(Source records)
## start

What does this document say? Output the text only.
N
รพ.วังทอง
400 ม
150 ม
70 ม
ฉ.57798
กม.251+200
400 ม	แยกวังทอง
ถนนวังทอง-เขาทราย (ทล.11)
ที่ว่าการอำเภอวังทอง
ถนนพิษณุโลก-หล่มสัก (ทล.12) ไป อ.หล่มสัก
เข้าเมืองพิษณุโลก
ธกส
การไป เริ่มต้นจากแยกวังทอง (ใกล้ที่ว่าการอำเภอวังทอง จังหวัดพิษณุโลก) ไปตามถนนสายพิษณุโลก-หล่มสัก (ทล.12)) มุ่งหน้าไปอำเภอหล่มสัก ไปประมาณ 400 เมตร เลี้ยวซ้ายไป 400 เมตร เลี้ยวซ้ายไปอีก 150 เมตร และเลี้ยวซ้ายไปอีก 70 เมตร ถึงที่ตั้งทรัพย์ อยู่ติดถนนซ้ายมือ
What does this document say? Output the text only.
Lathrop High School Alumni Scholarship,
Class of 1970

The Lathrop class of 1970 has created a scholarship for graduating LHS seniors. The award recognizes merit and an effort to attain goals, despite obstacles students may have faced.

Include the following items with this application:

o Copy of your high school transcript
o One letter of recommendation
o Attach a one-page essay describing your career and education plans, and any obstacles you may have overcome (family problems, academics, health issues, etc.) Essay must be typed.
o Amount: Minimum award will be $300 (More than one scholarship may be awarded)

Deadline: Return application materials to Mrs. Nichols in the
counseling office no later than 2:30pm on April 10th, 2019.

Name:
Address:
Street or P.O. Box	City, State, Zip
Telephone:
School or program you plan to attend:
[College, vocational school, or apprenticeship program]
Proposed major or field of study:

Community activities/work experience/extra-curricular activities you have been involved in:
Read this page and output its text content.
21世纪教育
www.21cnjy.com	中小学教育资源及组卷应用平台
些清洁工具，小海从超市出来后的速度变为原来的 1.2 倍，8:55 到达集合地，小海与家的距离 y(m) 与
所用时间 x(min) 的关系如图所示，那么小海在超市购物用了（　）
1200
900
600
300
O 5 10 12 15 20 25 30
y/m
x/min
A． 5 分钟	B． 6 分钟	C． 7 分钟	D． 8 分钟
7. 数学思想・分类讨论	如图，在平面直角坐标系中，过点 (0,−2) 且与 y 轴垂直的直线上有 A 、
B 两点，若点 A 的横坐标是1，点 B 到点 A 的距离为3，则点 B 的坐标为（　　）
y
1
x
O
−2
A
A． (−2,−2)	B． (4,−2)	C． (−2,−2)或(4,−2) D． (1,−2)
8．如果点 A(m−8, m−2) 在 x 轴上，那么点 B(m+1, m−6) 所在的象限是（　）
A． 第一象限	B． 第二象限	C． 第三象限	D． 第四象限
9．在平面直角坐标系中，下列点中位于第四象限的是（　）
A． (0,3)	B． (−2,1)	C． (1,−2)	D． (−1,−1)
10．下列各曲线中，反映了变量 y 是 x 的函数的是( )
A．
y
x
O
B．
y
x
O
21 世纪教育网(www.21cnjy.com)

## end

### EXERCISE
Lines containing the string "Lathrop" are to be selected and copied.

### WRITTEN SOLUTION
Lathrop High School Alumni Scholarship,
The Lathrop class of 1970 has created a scholarship for graduating LHS seniors. The award recognizes merit and an effort to attain goals, despite obstacles students may have faced.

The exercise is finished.